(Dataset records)
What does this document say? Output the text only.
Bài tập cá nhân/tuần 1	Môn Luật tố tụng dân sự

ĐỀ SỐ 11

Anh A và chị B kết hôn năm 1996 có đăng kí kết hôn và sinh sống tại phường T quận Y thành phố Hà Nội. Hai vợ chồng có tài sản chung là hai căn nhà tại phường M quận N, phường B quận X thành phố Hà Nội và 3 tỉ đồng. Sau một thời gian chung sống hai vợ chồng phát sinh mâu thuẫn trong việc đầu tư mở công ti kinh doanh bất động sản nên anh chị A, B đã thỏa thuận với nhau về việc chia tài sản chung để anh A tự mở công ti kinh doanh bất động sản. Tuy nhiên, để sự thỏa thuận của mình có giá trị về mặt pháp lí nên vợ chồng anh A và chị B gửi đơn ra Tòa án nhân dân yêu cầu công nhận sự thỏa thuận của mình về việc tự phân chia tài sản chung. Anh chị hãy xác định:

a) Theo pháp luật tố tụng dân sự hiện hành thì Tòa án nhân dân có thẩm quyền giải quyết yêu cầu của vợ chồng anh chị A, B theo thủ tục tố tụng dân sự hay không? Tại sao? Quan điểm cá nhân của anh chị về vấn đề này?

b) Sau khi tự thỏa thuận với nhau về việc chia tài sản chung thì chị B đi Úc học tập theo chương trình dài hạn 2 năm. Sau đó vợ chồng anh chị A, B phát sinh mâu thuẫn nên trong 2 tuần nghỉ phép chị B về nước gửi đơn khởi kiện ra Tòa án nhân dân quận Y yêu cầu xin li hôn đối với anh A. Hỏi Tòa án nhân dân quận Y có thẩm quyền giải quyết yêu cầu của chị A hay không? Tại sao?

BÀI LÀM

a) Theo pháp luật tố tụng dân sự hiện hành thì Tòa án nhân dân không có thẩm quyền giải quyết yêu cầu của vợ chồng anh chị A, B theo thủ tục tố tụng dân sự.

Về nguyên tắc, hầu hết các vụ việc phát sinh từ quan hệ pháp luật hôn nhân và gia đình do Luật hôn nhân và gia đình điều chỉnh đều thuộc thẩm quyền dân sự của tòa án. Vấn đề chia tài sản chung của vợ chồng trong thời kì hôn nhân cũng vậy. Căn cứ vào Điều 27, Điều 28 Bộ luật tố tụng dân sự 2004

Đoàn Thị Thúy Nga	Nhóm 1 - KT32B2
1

YOUR TASK: Output the records exactly, including every line.

SOLUTION FOR THIS TASK:
What does this document say? Output the text only.
Bài tập cá nhân/tuần 1	Môn Luật tố tụng dân sự

ĐỀ SỐ 11

Anh A và chị B kết hôn năm 1996 có đăng kí kết hôn và sinh sống tại phường T quận Y thành phố Hà Nội. Hai vợ chồng có tài sản chung là hai căn nhà tại phường M quận N, phường B quận X thành phố Hà Nội và 3 tỉ đồng. Sau một thời gian chung sống hai vợ chồng phát sinh mâu thuẫn trong việc đầu tư mở công ti kinh doanh bất động sản nên anh chị A, B đã thỏa thuận với nhau về việc chia tài sản chung để anh A tự mở công ti kinh doanh bất động sản. Tuy nhiên, để sự thỏa thuận của mình có giá trị về mặt pháp lí nên vợ chồng anh A và chị B gửi đơn ra Tòa án nhân dân yêu cầu công nhận sự thỏa thuận của mình về việc tự phân chia tài sản chung. Anh chị hãy xác định:

a) Theo pháp luật tố tụng dân sự hiện hành thì Tòa án nhân dân có thẩm quyền giải quyết yêu cầu của vợ chồng anh chị A, B theo thủ tục tố tụng dân sự hay không? Tại sao? Quan điểm cá nhân của anh chị về vấn đề này?

b) Sau khi tự thỏa thuận với nhau về việc chia tài sản chung thì chị B đi Úc học tập theo chương trình dài hạn 2 năm. Sau đó vợ chồng anh chị A, B phát sinh mâu thuẫn nên trong 2 tuần nghỉ phép chị B về nước gửi đơn khởi kiện ra Tòa án nhân dân quận Y yêu cầu xin li hôn đối với anh A. Hỏi Tòa án nhân dân quận Y có thẩm quyền giải quyết yêu cầu của chị A hay không? Tại sao?

BÀI LÀM

a) Theo pháp luật tố tụng dân sự hiện hành thì Tòa án nhân dân không có thẩm quyền giải quyết yêu cầu của vợ chồng anh chị A, B theo thủ tục tố tụng dân sự.

Về nguyên tắc, hầu hết các vụ việc phát sinh từ quan hệ pháp luật hôn nhân và gia đình do Luật hôn nhân và gia đình điều chỉnh đều thuộc thẩm quyền dân sự của tòa án. Vấn đề chia tài sản chung của vợ chồng trong thời kì hôn nhân cũng vậy. Căn cứ vào Điều 27, Điều 28 Bộ luật tố tụng dân sự 2004

Đoàn Thị Thúy Nga	Nhóm 1 - KT32B2
1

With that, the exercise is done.